## Problem statement
Count the lines containing "lidové". Give the number alone.

## Exercise input
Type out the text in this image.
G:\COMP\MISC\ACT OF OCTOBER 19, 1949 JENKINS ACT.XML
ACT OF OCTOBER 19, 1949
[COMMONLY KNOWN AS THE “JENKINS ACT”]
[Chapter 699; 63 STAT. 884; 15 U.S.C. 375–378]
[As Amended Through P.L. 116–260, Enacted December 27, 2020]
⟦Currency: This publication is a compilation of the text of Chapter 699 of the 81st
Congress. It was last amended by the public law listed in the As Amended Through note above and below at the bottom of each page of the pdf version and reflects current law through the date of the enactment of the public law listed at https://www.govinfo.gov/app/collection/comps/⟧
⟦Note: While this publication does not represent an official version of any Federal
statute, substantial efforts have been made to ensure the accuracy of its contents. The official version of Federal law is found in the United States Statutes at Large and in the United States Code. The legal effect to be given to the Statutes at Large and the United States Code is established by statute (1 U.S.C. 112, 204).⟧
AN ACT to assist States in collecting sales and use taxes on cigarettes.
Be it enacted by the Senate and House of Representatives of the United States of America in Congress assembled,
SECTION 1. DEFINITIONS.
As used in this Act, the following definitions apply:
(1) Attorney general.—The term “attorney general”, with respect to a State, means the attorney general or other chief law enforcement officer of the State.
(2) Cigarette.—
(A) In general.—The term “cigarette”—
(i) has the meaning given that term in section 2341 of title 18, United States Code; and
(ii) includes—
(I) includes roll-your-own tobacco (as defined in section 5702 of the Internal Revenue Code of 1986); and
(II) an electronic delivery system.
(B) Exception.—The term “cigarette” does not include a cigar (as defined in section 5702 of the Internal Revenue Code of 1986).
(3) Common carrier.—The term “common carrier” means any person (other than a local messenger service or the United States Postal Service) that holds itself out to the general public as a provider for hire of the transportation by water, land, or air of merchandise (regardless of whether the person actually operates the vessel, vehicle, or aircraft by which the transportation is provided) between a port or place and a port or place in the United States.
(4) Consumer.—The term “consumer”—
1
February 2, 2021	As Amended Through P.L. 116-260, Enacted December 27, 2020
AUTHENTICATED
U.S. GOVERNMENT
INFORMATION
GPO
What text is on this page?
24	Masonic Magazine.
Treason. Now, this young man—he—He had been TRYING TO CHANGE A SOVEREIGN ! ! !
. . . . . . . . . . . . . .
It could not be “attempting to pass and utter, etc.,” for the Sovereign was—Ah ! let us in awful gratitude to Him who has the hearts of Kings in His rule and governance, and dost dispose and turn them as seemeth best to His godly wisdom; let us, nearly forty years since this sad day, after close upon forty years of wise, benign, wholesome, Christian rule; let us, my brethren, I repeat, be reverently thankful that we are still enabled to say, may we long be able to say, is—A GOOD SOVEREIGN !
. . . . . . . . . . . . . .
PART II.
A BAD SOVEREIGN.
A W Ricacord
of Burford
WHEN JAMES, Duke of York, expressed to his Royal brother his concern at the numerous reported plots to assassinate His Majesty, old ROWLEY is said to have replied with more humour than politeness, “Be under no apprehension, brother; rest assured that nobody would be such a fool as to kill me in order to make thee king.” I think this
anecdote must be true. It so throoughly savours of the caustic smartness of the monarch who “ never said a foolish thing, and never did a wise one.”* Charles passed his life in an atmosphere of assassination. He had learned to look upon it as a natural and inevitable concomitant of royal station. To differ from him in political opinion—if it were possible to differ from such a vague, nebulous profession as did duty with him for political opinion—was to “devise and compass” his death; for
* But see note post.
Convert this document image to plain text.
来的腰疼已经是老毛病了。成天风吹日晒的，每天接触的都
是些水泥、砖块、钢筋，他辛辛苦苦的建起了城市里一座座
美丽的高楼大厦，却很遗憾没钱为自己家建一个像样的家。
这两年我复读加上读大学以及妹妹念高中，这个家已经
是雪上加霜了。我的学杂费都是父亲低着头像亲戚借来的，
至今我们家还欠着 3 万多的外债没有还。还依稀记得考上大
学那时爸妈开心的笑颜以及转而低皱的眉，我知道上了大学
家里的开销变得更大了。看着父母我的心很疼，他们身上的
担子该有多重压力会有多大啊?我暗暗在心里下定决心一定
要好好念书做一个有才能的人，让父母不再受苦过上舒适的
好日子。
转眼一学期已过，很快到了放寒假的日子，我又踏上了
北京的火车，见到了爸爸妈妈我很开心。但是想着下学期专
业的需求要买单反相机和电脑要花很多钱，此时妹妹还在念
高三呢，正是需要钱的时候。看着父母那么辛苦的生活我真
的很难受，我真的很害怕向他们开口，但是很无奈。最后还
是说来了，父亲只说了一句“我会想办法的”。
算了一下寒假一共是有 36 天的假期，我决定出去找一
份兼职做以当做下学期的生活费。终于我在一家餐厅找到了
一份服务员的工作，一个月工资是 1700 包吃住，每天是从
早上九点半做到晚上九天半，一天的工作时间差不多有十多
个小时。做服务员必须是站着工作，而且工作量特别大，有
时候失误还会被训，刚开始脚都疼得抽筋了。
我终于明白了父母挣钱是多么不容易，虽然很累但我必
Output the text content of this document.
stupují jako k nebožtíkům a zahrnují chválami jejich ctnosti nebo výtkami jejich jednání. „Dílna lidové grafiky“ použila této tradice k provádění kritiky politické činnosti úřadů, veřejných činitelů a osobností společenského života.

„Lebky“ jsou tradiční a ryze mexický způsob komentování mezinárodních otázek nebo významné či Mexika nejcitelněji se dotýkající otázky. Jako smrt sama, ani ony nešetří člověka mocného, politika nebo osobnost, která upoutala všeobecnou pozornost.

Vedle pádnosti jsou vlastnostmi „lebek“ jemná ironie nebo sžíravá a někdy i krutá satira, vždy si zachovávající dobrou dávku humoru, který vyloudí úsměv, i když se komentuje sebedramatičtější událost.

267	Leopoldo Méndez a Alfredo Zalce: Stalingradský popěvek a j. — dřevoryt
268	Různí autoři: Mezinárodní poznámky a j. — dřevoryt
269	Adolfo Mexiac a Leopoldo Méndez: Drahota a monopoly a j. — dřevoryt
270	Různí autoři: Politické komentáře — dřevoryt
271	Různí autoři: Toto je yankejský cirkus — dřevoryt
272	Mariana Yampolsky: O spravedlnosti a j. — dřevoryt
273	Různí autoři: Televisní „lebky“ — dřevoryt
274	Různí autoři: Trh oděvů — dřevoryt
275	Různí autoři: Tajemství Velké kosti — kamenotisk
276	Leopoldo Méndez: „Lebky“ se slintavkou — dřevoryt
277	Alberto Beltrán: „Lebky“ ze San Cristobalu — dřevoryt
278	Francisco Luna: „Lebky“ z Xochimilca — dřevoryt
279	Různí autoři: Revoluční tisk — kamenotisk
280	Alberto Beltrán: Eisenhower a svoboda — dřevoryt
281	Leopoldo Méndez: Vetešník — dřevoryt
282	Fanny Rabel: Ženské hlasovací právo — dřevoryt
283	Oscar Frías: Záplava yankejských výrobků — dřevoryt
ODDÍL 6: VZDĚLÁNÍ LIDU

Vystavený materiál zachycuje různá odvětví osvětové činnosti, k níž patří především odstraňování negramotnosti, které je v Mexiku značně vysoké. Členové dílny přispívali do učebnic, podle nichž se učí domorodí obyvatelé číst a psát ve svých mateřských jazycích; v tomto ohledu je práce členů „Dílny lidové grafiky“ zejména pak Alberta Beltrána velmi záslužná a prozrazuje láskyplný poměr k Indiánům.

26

## Solution
2